§ **Source text**
Friday, December 29, 2017
D&D in the News (1976): The Duke and the Evil Balrog
Early press about D&D rarely has the luxury of wading deep into the play of ongoing campaigns. That is what makes this piece by Philip Hilts in the Washington Post from August 9, 1976 so remarkable. It is a lengthy piece, with a lengthy title: "War Games, Tolkien, and the Fantastic Conflict Between the Duke and the Evil Balrog Masked by his Phantasm." This glimpse into the play of early adopters in Washington D.C. is especially fascinating because it shows D&D played as a wargame, with the players providing opposition to each other, and the dungeon master acting as a neutral arbiter between them.
The piece is ostensibly a local-interest profile of a hobby shop in Bethesda called the Grenadier and its owner, Rick Sheridan. But the reporter's attention is immediately drawn to the remarkable game being played there on Thursday nights. Hilts gets a lot of the details and flavor just right: "the players choose a Tolkienic character at the beginning of the game and become that character for the duration of the adventure." He has the Dungeon Master asking the signature question, "What do you do?"

§ **Stated problem A**
Decide whether each statement agrees with the post on early D&D press coverage above, answering yes or no and quoting the deciding words from it: (i) The Washington Post piece by Philip Hilts appeared on August 9, 1976. (ii) The Grenadier hobby shop was located in Washington D.C. (iii) In the games described, the dungeon master acted as a neutral arbiter between the players.
§ **Stated problem B**
According to the post on early D&D press coverage, who owned the Grenadier hobby shop?

§ **Record extracts**
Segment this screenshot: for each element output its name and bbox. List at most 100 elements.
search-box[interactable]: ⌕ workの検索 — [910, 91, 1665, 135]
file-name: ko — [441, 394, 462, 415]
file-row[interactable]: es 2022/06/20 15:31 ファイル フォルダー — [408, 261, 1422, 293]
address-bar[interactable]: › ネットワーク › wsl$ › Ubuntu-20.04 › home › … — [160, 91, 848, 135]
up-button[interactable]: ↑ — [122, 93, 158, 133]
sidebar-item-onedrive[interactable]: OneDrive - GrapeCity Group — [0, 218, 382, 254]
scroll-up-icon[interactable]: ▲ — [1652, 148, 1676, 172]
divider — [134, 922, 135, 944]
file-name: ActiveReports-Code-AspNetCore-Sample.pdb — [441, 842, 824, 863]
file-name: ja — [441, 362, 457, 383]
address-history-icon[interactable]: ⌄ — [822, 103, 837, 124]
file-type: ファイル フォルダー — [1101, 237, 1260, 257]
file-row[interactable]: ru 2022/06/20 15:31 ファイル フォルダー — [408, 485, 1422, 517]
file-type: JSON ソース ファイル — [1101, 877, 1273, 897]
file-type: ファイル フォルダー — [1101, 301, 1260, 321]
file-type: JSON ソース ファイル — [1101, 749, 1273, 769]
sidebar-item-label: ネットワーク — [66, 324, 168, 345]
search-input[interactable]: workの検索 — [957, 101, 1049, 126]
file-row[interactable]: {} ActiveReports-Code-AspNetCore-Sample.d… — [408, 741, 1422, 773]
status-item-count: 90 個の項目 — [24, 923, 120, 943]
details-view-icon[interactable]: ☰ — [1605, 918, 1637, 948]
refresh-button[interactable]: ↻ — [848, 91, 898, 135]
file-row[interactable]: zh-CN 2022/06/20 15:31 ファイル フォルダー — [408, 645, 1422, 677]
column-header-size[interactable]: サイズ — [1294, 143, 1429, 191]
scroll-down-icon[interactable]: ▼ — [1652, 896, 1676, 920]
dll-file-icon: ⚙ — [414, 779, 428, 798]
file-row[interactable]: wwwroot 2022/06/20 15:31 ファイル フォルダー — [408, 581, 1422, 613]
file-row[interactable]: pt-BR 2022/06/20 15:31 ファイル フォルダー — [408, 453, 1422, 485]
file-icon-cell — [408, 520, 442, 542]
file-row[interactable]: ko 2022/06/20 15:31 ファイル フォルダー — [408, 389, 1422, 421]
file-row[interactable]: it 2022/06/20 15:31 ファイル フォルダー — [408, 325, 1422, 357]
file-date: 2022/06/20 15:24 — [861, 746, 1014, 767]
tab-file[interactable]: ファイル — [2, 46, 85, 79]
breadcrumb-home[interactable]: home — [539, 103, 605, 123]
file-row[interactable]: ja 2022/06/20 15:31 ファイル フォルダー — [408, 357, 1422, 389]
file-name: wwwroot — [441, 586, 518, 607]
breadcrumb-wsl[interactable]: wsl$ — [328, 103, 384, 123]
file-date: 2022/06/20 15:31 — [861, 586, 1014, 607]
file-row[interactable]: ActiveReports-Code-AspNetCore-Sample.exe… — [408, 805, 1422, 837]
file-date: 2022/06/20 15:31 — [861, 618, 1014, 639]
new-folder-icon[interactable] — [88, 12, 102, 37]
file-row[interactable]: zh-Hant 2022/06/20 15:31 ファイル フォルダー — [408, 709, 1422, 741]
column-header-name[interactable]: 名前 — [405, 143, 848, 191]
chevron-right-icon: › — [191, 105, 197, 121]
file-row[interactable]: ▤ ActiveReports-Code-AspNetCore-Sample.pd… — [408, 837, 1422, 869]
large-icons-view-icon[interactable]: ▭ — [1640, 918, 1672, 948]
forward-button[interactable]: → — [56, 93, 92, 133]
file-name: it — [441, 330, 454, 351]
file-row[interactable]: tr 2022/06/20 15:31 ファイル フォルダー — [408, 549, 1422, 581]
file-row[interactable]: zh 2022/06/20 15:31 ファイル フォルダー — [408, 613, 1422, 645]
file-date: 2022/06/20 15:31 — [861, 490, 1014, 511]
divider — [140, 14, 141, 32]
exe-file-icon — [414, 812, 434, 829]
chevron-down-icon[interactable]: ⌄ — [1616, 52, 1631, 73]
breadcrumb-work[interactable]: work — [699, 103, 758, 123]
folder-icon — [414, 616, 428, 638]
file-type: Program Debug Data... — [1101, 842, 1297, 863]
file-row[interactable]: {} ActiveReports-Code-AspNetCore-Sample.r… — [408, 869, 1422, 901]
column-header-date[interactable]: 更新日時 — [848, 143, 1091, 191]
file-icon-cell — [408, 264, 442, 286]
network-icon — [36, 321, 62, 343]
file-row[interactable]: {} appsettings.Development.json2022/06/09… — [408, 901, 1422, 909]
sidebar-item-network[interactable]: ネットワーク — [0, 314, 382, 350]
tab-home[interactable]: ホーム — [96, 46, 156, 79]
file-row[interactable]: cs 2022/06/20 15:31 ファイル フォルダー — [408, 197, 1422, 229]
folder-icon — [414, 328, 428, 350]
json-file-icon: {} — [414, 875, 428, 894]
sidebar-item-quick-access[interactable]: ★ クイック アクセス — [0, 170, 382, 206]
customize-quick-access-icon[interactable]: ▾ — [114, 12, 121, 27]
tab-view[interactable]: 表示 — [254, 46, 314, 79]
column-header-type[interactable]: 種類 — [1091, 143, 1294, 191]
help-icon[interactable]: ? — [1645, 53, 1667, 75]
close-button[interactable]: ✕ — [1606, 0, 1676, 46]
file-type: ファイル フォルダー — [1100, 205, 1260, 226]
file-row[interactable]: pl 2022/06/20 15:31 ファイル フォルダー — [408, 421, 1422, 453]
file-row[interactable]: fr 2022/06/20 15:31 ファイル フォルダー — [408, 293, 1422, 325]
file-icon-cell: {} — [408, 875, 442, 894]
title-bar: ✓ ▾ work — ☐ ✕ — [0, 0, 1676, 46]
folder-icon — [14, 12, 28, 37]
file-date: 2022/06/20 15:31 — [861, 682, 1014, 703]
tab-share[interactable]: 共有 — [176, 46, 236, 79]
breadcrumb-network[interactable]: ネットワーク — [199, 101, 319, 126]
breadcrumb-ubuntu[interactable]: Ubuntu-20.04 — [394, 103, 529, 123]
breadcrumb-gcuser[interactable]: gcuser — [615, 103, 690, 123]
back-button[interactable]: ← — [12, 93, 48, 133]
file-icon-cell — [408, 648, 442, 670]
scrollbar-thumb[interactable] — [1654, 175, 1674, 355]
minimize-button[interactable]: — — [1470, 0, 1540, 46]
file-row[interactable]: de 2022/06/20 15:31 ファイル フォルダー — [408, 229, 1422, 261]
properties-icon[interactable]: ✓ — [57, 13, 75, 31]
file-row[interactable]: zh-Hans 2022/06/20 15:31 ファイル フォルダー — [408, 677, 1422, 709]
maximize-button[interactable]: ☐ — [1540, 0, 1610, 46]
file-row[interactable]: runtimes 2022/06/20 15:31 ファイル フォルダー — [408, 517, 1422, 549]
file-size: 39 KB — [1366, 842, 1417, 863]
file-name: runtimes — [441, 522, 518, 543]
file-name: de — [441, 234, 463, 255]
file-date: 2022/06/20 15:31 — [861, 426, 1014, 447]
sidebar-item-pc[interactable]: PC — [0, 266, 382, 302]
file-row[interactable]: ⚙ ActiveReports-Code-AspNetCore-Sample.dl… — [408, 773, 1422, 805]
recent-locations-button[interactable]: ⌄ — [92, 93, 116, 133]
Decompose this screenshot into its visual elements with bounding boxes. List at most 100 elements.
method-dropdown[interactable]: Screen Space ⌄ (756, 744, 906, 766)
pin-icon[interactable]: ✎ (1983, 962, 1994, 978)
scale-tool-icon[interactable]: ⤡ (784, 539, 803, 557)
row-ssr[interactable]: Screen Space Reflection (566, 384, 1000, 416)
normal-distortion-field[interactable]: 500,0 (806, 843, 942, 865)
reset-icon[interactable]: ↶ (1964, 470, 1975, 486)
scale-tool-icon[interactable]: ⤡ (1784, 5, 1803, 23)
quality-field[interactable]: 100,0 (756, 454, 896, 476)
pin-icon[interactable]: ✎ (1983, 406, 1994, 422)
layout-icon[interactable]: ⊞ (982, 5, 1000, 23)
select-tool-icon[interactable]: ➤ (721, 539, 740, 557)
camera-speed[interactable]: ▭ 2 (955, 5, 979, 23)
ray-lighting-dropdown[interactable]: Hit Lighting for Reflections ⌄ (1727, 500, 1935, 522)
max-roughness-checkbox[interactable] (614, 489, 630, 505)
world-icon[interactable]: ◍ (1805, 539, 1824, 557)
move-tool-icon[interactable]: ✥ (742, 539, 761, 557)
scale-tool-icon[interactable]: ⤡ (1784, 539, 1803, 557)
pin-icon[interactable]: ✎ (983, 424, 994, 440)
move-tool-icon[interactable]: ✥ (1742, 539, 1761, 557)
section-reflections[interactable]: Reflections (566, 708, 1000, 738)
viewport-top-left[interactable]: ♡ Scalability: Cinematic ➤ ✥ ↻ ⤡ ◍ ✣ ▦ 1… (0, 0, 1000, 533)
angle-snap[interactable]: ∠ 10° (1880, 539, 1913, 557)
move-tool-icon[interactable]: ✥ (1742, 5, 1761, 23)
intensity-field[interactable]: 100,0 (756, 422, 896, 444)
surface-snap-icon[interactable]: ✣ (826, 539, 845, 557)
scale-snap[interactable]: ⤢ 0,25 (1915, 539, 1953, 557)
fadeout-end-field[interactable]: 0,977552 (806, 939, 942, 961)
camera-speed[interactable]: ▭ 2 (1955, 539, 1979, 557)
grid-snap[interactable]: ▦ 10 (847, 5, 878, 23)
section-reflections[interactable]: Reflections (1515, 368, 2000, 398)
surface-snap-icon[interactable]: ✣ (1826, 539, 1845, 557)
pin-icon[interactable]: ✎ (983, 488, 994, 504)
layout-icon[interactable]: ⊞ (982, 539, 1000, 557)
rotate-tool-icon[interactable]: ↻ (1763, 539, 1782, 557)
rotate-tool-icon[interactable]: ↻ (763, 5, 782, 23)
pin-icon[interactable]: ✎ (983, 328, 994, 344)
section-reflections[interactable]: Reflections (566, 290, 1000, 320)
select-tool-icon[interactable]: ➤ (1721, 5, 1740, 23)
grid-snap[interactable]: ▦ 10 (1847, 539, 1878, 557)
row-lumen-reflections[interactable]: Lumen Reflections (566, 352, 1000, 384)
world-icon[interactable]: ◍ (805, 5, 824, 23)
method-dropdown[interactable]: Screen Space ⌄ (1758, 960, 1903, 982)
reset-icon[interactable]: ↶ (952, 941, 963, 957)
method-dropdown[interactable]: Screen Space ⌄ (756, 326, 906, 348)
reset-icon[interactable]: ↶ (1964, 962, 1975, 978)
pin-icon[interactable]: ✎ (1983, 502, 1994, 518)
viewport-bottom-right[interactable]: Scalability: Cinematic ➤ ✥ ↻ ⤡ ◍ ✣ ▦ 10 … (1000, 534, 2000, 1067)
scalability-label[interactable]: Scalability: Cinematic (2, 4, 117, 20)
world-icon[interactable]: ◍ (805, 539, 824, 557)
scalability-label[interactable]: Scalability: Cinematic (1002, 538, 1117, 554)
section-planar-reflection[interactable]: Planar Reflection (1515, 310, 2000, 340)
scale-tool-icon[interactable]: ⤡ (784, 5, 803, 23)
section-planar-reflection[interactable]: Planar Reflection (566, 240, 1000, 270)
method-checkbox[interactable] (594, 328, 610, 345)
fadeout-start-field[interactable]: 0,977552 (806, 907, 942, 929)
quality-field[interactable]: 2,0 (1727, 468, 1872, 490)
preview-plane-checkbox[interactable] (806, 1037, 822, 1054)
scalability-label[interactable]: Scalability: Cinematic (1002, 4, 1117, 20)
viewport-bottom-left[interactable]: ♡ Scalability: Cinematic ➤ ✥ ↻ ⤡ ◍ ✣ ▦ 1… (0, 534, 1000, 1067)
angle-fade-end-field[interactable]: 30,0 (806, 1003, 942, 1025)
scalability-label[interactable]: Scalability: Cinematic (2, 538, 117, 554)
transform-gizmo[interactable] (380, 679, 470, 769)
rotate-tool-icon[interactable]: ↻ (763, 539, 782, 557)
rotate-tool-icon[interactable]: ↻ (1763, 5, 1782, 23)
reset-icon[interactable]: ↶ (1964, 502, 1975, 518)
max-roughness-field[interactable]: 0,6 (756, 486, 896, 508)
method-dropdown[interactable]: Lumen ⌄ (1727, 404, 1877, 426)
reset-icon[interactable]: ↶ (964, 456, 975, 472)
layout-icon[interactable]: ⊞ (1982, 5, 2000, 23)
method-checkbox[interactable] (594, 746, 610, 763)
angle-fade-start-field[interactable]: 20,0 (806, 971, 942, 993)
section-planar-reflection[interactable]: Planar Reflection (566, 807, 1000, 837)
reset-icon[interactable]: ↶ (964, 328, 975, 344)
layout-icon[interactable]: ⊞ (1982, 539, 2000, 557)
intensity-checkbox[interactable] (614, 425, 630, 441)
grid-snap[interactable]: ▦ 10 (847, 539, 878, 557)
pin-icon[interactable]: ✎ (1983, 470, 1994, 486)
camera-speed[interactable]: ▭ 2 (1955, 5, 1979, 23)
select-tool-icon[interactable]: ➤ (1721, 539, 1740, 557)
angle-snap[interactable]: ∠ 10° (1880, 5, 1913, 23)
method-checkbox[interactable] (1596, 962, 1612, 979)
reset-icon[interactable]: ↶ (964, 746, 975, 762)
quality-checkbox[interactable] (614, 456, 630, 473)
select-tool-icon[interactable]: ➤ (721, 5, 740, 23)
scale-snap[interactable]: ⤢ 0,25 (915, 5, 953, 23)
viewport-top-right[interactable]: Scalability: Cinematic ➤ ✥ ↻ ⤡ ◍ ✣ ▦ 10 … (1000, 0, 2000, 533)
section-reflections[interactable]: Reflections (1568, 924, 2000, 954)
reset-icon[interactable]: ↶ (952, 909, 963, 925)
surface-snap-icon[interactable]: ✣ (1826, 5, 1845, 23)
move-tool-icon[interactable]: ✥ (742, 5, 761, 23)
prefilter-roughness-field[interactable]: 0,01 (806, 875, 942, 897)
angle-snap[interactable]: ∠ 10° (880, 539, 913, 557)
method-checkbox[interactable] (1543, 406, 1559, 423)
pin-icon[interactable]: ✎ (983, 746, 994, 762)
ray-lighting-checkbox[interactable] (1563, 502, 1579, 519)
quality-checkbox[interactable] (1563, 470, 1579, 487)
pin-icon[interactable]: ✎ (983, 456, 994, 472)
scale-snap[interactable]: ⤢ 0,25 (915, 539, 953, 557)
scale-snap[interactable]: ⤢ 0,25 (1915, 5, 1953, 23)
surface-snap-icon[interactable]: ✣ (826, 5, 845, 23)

§ **Complete answer A**
(i) Yes: "the Washington Post from August 9, 1976"
(ii) No: "a hobby shop in Bethesda called the Grenadier"
(iii) Yes: "the dungeon master acting as a neutral arbiter between them"

§ **Complete answer B**
Rick Sheridan